* Task brief
Gather every line holding the string "scale".

* Records provided
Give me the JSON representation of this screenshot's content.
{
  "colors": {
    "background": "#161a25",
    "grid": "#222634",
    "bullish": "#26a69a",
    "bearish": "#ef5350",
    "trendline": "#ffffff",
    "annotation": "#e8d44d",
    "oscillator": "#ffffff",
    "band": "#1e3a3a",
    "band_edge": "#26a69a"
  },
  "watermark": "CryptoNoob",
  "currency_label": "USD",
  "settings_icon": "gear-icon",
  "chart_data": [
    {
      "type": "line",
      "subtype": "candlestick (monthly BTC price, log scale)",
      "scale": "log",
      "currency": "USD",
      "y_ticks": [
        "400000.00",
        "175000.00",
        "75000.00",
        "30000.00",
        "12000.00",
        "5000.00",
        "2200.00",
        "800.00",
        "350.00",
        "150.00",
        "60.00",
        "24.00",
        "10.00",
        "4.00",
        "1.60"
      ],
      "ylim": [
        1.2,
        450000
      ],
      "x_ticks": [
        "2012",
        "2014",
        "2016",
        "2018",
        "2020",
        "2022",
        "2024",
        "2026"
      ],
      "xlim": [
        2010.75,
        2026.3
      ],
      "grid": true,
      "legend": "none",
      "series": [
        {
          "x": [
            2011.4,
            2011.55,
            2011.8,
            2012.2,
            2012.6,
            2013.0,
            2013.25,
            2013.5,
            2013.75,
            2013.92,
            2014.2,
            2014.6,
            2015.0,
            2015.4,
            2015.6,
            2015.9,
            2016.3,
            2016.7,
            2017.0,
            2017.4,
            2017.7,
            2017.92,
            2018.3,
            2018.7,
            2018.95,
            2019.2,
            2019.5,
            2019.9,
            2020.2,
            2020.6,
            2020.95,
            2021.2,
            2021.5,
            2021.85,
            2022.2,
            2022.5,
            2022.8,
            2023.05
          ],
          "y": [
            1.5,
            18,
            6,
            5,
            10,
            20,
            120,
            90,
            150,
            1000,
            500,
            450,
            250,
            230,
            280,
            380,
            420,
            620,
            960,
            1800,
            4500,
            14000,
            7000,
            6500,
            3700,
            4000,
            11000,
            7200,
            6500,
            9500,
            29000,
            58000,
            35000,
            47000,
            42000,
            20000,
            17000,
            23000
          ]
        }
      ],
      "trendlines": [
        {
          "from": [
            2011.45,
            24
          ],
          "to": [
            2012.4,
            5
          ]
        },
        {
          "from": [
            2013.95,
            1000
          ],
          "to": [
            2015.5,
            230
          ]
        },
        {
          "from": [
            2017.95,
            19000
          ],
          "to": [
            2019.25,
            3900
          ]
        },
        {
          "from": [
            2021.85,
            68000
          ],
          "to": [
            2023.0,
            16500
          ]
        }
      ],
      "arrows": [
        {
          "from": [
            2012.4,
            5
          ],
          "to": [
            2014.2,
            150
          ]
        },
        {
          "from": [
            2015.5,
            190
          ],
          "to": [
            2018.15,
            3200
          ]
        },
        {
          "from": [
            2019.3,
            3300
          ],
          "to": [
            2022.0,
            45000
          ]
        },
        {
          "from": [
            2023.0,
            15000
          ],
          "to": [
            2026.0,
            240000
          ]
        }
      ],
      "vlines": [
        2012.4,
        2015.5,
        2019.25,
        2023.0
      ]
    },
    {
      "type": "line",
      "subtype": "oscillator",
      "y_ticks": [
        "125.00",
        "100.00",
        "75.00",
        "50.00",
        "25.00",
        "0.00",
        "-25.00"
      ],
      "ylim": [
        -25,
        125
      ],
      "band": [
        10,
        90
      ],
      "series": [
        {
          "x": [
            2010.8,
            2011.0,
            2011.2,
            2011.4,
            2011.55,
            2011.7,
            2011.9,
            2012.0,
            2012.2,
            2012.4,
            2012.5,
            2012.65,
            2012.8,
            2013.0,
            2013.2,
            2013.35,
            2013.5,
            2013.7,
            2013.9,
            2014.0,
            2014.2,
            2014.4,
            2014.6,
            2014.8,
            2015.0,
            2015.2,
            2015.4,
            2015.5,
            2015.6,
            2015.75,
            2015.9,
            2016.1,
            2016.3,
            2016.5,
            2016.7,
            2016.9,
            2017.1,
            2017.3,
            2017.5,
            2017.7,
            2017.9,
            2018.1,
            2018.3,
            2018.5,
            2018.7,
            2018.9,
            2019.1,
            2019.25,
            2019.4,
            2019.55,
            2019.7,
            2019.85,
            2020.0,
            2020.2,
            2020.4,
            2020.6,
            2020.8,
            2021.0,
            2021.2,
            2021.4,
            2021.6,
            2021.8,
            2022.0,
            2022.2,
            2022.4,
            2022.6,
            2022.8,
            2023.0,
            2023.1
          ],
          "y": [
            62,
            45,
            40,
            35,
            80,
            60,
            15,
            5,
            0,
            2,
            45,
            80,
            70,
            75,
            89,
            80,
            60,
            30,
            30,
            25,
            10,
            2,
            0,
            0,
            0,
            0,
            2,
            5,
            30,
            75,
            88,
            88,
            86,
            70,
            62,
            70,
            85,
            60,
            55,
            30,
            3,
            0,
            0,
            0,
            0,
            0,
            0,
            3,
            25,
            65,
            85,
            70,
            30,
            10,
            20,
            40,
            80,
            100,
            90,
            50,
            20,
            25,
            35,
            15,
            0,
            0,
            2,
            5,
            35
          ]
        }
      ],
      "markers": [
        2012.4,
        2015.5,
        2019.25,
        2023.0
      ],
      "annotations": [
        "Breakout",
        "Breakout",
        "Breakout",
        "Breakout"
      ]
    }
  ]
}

* Answer for this exercise
      "subtype": "candlestick (monthly BTC price, log scale)",
      "scale": "log",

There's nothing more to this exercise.